▼
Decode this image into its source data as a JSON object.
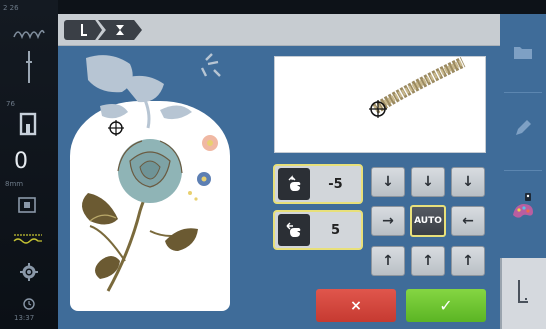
{
  "status_bar": {
    "top_left_text": "2 26",
    "mid_number": "76",
    "needle_value": "0",
    "needle_unit": "8mm",
    "bottom_time_icon": "clock-icon",
    "bottom_time_text": "13:37"
  },
  "breadcrumb": {
    "step1_icon": "needle-icon",
    "step2_icon": "hoop-icon"
  },
  "controls": {
    "vertical_value": "-5",
    "horizontal_value": "5",
    "auto_label": "AUTO",
    "cancel_symbol": "×",
    "confirm_symbol": "✓"
  },
  "arrows": {
    "down": "↓",
    "up": "↑",
    "right": "→",
    "left": "←"
  },
  "colors": {
    "accent_blue": "#3f6c99",
    "highlight_yellow": "#e8e07a",
    "cancel_red": "#d2473e",
    "confirm_green": "#6cc431"
  }
}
▲
[What you are asked to do] Quote the records in their entirety, keeping the wording exact and excluding pictures.

[Answer to this exercise]
Decode this image into its source data as a JSON object.
{
  "status_bar": {
    "top_left_text": "2 26",
    "mid_number": "76",
    "needle_value": "0",
    "needle_unit": "8mm",
    "bottom_time_icon": "clock-icon",
    "bottom_time_text": "13:37"
  },
  "breadcrumb": {
    "step1_icon": "needle-icon",
    "step2_icon": "hoop-icon"
  },
  "controls": {
    "vertical_value": "-5",
    "horizontal_value": "5",
    "auto_label": "AUTO",
    "cancel_symbol": "×",
    "confirm_symbol": "✓"
  },
  "arrows": {
    "down": "↓",
    "up": "↑",
    "right": "→",
    "left": "←"
  },
  "colors": {
    "accent_blue": "#3f6c99",
    "highlight_yellow": "#e8e07a",
    "cancel_red": "#d2473e",
    "confirm_green": "#6cc431"
  }
}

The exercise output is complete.